Start ITEMS

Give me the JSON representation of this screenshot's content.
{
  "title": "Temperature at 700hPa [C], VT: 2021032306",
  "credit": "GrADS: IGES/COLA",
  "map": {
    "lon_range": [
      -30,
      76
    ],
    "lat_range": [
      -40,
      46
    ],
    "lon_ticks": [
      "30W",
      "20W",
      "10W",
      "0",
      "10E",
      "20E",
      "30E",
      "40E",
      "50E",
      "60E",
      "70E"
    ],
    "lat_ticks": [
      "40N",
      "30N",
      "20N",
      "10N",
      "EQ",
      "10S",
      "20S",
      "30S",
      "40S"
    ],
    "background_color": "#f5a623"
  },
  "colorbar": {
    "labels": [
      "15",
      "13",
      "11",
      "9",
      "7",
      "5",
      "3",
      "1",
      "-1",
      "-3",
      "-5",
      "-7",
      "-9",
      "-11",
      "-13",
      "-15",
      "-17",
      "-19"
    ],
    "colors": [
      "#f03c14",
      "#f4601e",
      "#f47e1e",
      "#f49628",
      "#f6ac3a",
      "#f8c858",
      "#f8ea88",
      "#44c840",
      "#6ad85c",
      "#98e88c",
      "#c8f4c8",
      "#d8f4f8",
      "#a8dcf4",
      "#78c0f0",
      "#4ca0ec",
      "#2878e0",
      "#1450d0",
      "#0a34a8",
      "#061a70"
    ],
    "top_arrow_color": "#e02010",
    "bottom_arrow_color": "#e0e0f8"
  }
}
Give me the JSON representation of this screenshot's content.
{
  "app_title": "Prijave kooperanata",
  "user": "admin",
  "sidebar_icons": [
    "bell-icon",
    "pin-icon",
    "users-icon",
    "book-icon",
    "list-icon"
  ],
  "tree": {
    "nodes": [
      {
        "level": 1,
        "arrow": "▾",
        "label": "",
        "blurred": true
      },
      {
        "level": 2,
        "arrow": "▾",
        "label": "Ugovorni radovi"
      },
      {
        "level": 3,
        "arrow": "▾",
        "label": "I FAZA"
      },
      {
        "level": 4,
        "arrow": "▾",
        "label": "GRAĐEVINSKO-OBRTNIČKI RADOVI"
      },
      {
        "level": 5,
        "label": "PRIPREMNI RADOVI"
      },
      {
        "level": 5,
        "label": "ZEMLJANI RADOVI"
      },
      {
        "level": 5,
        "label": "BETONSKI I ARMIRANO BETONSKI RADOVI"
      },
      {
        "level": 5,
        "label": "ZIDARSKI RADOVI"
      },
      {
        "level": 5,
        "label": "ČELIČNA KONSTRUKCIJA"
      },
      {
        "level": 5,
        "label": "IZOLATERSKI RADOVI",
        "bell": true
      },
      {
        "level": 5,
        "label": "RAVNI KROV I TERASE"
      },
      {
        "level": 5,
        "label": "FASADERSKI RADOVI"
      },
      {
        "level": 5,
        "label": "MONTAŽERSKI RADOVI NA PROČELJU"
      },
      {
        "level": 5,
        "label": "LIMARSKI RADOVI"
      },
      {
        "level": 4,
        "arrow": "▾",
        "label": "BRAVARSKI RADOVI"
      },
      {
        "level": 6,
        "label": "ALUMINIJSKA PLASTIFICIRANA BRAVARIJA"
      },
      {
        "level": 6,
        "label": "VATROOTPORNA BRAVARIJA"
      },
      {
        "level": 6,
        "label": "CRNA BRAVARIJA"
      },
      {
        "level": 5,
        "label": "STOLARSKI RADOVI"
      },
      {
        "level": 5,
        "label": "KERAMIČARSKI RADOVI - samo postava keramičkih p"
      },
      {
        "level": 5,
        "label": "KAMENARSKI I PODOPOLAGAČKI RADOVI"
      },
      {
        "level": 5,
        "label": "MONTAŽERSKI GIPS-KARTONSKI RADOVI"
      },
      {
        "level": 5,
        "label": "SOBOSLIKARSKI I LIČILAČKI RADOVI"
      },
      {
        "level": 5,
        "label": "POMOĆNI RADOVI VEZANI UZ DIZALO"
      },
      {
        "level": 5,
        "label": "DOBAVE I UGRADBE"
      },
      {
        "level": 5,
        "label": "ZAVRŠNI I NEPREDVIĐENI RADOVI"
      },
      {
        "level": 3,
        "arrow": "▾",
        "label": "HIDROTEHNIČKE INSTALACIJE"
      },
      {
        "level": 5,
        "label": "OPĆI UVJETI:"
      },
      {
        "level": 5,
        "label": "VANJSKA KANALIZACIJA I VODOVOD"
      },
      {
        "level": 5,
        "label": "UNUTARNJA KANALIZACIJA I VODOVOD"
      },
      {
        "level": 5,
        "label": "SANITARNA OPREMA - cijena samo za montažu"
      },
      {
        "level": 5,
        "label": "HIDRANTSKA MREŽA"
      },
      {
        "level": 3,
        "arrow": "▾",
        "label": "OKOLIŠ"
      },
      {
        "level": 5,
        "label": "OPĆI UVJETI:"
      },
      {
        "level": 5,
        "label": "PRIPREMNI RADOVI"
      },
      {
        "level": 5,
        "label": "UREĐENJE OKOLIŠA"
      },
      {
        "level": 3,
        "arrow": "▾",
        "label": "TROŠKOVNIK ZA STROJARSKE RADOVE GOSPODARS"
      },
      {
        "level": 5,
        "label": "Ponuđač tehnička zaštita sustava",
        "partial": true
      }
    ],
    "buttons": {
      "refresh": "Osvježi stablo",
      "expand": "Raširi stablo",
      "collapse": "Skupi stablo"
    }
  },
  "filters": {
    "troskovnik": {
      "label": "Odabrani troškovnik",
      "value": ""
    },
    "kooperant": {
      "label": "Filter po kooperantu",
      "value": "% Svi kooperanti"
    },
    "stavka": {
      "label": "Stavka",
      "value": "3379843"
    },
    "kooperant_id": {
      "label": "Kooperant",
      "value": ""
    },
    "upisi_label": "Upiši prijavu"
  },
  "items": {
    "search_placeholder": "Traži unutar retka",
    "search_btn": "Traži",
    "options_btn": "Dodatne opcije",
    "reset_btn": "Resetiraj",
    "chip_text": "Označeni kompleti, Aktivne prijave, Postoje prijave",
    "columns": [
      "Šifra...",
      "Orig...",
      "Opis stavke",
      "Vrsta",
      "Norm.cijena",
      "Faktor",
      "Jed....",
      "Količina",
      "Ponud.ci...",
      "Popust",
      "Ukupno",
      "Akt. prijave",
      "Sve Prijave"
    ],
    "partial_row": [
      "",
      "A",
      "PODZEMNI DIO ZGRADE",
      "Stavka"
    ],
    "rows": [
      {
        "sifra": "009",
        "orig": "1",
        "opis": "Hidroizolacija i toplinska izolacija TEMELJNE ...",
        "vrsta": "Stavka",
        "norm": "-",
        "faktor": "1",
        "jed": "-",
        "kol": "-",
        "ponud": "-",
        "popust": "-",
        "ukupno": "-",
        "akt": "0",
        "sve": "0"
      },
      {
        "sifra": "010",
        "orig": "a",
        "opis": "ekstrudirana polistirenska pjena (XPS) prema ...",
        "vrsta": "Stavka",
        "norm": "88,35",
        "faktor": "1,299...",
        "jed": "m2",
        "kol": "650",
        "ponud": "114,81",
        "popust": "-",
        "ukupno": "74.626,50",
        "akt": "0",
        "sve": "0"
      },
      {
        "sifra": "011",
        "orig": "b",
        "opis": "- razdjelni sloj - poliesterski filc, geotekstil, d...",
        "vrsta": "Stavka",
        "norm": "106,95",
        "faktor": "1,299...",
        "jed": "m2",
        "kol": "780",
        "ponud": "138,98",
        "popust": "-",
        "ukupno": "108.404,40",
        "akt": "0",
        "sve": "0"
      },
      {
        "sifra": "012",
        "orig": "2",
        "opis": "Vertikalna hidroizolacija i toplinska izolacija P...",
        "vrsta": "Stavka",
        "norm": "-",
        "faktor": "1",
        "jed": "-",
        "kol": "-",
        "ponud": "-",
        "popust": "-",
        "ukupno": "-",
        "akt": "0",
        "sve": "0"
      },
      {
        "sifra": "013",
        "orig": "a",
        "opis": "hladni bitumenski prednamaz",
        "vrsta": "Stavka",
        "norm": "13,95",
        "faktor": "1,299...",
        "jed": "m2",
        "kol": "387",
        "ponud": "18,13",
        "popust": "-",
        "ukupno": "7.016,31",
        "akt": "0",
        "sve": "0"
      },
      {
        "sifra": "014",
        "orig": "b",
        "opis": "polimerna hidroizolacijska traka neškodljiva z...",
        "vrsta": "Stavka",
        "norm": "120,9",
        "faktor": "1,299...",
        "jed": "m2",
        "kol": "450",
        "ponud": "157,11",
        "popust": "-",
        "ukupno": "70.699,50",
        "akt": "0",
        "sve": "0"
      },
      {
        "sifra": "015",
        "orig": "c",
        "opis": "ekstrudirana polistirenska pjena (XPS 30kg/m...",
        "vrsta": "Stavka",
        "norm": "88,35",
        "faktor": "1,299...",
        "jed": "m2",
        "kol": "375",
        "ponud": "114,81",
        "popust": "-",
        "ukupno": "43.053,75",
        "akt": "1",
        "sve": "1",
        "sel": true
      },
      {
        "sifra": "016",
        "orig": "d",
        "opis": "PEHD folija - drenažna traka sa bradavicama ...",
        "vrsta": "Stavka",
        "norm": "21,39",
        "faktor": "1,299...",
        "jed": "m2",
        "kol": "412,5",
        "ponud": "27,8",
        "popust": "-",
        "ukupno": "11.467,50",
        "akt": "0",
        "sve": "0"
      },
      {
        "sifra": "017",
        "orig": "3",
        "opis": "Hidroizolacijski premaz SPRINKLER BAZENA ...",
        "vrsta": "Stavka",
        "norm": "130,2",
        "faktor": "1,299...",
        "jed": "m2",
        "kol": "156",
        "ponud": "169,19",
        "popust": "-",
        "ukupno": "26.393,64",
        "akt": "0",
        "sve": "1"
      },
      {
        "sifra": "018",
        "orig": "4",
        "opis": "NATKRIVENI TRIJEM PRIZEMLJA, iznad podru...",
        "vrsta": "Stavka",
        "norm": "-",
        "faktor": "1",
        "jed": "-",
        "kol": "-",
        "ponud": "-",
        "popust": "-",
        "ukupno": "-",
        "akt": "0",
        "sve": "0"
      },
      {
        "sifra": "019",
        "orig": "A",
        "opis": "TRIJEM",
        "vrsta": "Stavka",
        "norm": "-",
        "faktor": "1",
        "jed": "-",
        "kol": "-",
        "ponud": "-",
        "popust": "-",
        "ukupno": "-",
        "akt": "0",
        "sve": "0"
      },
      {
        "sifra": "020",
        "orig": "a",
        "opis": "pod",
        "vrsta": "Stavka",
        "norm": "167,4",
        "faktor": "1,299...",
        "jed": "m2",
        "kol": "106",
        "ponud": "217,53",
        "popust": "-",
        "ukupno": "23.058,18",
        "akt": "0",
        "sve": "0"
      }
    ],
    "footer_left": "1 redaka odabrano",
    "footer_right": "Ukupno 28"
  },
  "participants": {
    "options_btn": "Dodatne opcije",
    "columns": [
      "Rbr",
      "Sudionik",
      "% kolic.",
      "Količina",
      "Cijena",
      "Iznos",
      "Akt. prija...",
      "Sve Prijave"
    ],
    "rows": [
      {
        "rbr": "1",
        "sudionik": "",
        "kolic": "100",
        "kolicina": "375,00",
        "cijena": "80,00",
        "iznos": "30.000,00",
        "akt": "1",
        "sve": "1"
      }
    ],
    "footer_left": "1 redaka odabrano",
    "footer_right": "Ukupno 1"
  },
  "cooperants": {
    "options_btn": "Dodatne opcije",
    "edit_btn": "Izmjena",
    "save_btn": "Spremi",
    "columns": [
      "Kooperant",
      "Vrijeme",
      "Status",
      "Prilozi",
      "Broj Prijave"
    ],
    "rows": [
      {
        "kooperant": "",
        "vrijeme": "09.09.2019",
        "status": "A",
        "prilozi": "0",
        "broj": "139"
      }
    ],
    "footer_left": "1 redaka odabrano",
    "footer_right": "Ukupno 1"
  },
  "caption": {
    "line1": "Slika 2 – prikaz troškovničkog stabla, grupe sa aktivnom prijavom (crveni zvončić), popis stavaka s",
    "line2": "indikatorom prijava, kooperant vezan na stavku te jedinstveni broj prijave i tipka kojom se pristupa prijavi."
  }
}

End ITEMS

OBJECTIVE> In the data above, count the lines where the word "ekstrudirana" appears; reply with the number only.

THE OUTPUT> 2